#### OBJECTIVE
Return each line holding the string "Roumanie".

* * * *

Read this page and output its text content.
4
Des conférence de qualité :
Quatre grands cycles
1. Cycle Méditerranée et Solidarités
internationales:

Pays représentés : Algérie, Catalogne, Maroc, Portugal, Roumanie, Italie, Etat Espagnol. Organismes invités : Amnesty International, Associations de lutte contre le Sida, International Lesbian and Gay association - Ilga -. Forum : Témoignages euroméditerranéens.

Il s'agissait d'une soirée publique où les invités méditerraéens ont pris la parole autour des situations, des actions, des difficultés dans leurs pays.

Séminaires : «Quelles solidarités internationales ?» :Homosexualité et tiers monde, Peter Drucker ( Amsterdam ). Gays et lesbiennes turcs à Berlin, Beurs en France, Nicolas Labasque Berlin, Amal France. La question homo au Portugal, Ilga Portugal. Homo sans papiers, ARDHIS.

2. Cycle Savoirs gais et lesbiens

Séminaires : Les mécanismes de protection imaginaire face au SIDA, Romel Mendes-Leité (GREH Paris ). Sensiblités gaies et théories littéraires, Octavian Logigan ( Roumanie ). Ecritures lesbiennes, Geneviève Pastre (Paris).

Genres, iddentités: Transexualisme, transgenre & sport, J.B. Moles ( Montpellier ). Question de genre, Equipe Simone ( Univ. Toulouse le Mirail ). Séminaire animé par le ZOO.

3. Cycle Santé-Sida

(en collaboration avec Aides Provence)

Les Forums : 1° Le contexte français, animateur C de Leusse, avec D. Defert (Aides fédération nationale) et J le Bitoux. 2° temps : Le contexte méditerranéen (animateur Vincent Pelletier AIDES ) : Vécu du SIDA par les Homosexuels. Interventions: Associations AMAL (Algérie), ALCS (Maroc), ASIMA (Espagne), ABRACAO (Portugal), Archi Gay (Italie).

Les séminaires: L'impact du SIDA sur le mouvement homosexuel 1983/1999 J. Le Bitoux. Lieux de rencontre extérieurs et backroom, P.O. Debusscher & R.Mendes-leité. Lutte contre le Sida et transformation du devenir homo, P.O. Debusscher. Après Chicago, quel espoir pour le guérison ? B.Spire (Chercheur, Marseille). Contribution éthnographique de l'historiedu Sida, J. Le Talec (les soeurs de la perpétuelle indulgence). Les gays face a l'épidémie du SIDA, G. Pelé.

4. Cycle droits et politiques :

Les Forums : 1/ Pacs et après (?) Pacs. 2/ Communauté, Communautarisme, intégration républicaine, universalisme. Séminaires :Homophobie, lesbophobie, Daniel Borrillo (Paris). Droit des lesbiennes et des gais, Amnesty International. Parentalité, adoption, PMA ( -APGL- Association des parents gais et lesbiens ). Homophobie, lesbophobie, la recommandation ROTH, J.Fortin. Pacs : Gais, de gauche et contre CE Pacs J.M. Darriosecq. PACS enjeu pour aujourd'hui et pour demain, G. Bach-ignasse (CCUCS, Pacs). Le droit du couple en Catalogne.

* * * *

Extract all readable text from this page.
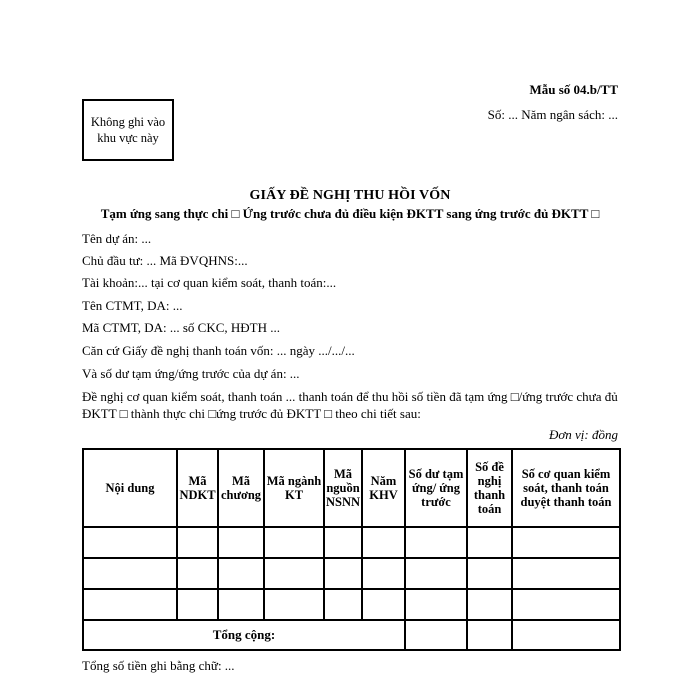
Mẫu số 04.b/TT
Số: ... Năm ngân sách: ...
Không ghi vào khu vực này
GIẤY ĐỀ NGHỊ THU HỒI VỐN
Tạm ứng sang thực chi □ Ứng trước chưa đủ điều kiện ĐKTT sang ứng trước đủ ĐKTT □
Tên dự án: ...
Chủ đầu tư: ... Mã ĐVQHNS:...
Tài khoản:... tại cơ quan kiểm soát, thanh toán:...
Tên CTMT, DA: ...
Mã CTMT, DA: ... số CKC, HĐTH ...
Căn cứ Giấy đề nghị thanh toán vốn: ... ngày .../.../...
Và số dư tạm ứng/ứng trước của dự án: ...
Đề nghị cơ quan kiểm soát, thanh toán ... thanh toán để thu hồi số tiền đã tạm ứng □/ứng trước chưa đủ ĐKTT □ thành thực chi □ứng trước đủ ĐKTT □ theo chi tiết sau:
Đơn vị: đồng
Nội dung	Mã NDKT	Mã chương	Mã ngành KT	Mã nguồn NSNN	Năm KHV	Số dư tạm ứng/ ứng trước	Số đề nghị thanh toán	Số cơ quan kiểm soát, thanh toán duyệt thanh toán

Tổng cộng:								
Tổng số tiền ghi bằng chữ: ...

* * * *

#### FULL OUTPUT
Pays représentés : Algérie, Catalogne, Maroc, Portugal, Roumanie, Italie, Etat Espagnol. Organismes invités : Amnesty International, Associations de lutte contre le Sida, International Lesbian and Gay association - Ilga -. Forum : Témoignages euroméditerranéens.
Séminaires : Les mécanismes de protection imaginaire face au SIDA, Romel Mendes-Leité (GREH Paris ). Sensiblités gaies et théories littéraires, Octavian Logigan ( Roumanie ). Ecritures lesbiennes, Geneviève Pastre (Paris).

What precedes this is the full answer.